◆ **課題**
• 1. 本文によると、先月二十八日に行われたのは何の稽古ですか。
• 2. 本文を、「先月二十八日、止め通し稽古だった。」という語句を含む箇所から書き写し、「演者なら、お客様に感謝する気持ちはもちろん誰にもあるでしょう。」の後で終えてください。
• 3. 次の記述 (a)～(c) がそれぞれ本文と一致するかどうか、はい・いいえで答え、判断の根拠となる本文の語句をそのまま引用してください。
(a) 止め通し稽古は、前日の通し稽古中にメモしたチェック点を中心に進んだ。
(b) 筆者が一番伝えたかったのは、技術的な問題点だった。
(c) 演者は本来、ただ与えられるだけの存在だと述べられている。

◆ **本文**

-=-=-=-=-

金曜日から水曜日まで | 望月六郎的日記『中年勃起』

金曜日から水曜日まで

七月四日

 

先月二十八日、止め通し稽古だった。

技術的な問題点だったり、見え方だったり、タイミングだったり、音との関係だったり

前日の通し稽古中メモしたチェック点を中心に事は進んだ。

けど、最大の注文というか、僕が一番伝えたかったのは、観客に対するマインドの持ちように関してだった。

演者なら、お客様に感謝する気持ちはもちろん誰にもあるでしょう。

でも、本来演者はただ与えられるだけの存在じゃない。

演技、というか出し物を観客に提供して、感動を与える事ができる。

尊敬や感謝を受ける側にもなれるし…一流を目指すなら、そうじゃなきゃいけない。

俺のここを、よーく見るんだぞ!見逃すなよ!

たっぷり味わったか!

-=-=-=-=-

◆ **データ**
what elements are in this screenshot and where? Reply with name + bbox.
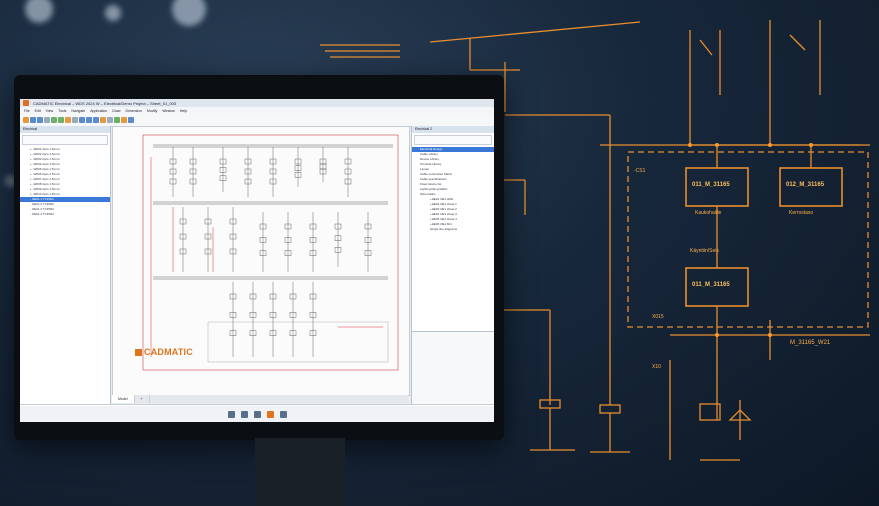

-=-=-=-=-

◆ **解答**
• 1. 止め通し稽古です。

• 2.
先月二十八日、止め通し稽古だった。

技術的な問題点だったり、見え方だったり、タイミングだったり、音との関係だったり

前日の通し稽古中メモしたチェック点を中心に事は進んだ。

けど、最大の注文というか、僕が一番伝えたかったのは、観客に対するマインドの持ちように関してだった。

演者なら、お客様に感謝する気持ちはもちろん誰にもあるでしょう。

• 3.
(a) はい。「前日の通し稽古中メモしたチェック点を中心に事は進んだ。」
(b) いいえ。「僕が一番伝えたかったのは、観客に対するマインドの持ちように関してだった。」
(c) いいえ。「本来演者はただ与えられるだけの存在じゃない。」